--- Begin INPUT ---
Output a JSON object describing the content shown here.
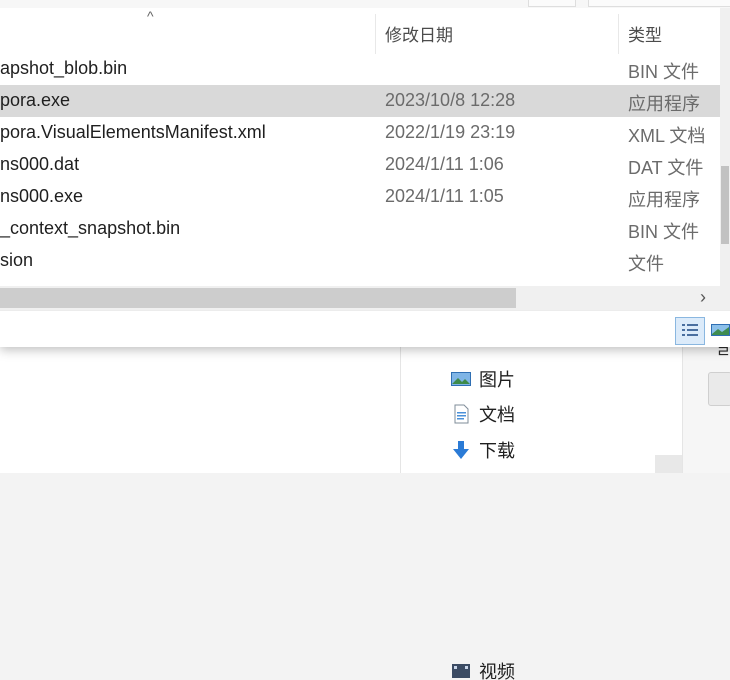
{
  "columns": {
    "date": "修改日期",
    "type": "类型"
  },
  "files": [
    {
      "name": "apshot_blob.bin",
      "date": "",
      "type": "BIN 文件",
      "selected": false
    },
    {
      "name": "pora.exe",
      "date": "2023/10/8 12:28",
      "type": "应用程序",
      "selected": true
    },
    {
      "name": "pora.VisualElementsManifest.xml",
      "date": "2022/1/19 23:19",
      "type": "XML 文档",
      "selected": false
    },
    {
      "name": "ns000.dat",
      "date": "2024/1/11 1:06",
      "type": "DAT 文件",
      "selected": false
    },
    {
      "name": "ns000.exe",
      "date": "2024/1/11 1:05",
      "type": "应用程序",
      "selected": false
    },
    {
      "name": "_context_snapshot.bin",
      "date": "",
      "type": "BIN 文件",
      "selected": false
    },
    {
      "name": "sion",
      "date": "",
      "type": "文件",
      "selected": false
    }
  ],
  "nav": {
    "partial": "视频",
    "pictures": "图片",
    "documents": "文档",
    "downloads": "下载"
  }
}
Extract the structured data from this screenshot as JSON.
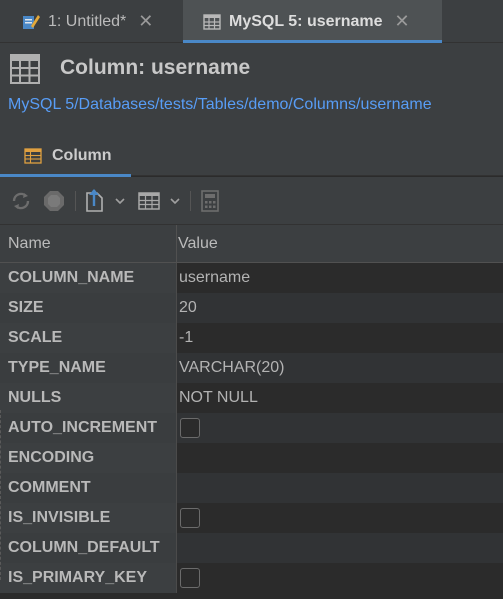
{
  "tabs": [
    {
      "label": "1: Untitled*",
      "close": "✕",
      "active": false,
      "icon": "sql-console-pencil-icon"
    },
    {
      "label": "MySQL 5: username",
      "close": "✕",
      "active": true,
      "icon": "table-grid-icon"
    }
  ],
  "header": {
    "title": "Column: username",
    "path": "MySQL 5/Databases/tests/Tables/demo/Columns/username",
    "icon": "table-grid-icon"
  },
  "subtab": {
    "label": "Column",
    "icon": "table-grid-icon"
  },
  "toolbar": {
    "icons": [
      "refresh-icon",
      "stop-icon",
      "export-icon",
      "dropdown-chevron-icon",
      "grid-view-icon",
      "dropdown-chevron-icon",
      "calculator-icon"
    ]
  },
  "table": {
    "headers": {
      "name": "Name",
      "value": "Value"
    },
    "rows": [
      {
        "name": "COLUMN_NAME",
        "value": "username",
        "type": "text"
      },
      {
        "name": "SIZE",
        "value": "20",
        "type": "text"
      },
      {
        "name": "SCALE",
        "value": "-1",
        "type": "text"
      },
      {
        "name": "TYPE_NAME",
        "value": "VARCHAR(20)",
        "type": "text"
      },
      {
        "name": "NULLS",
        "value": "NOT NULL",
        "type": "text"
      },
      {
        "name": "AUTO_INCREMENT",
        "value": "",
        "type": "checkbox",
        "checked": false
      },
      {
        "name": "ENCODING",
        "value": "",
        "type": "text"
      },
      {
        "name": "COMMENT",
        "value": "",
        "type": "text"
      },
      {
        "name": "IS_INVISIBLE",
        "value": "",
        "type": "checkbox",
        "checked": false
      },
      {
        "name": "COLUMN_DEFAULT",
        "value": "",
        "type": "text"
      },
      {
        "name": "IS_PRIMARY_KEY",
        "value": "",
        "type": "checkbox",
        "checked": false
      }
    ]
  },
  "colors": {
    "accent": "#4a88c7",
    "link": "#589df6",
    "background": "#2b2b2b",
    "panel": "#3c3f41"
  }
}
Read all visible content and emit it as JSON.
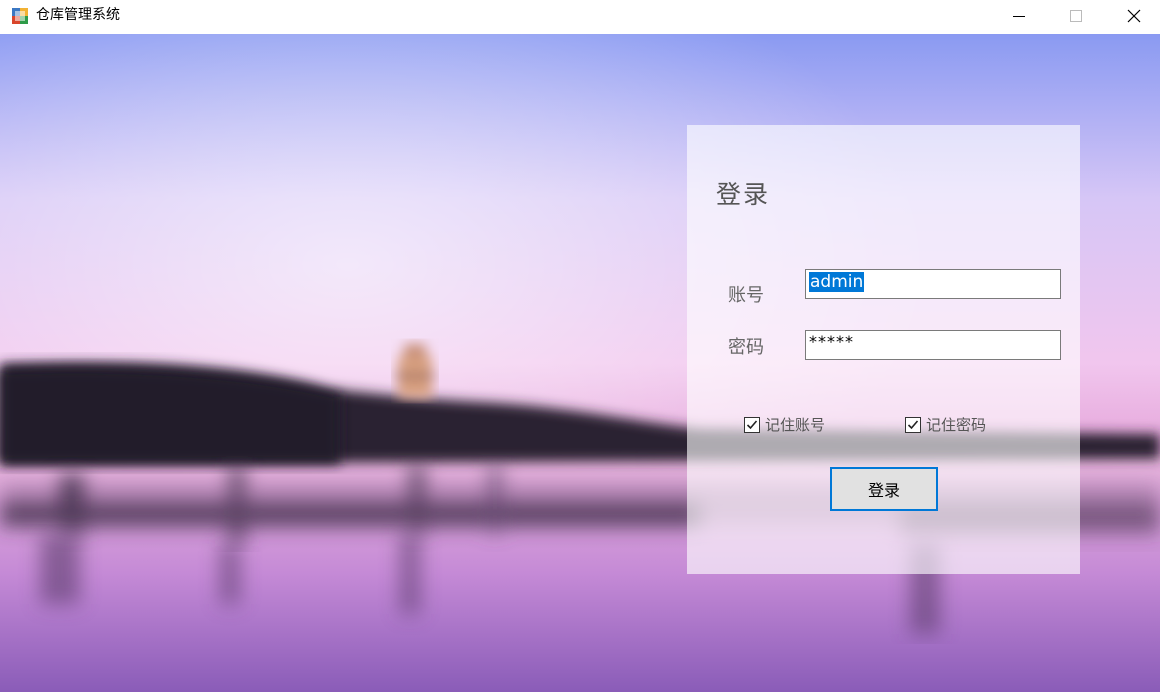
--- End INPUT ---
WHAT TO WORK ON
Copy all lines from the material that hold "MySQL".

THE SOLUTION
      "label": "MySQL 5: username",
    "path": "MySQL 5/Databases/tests/Tables/demo/Columns/username",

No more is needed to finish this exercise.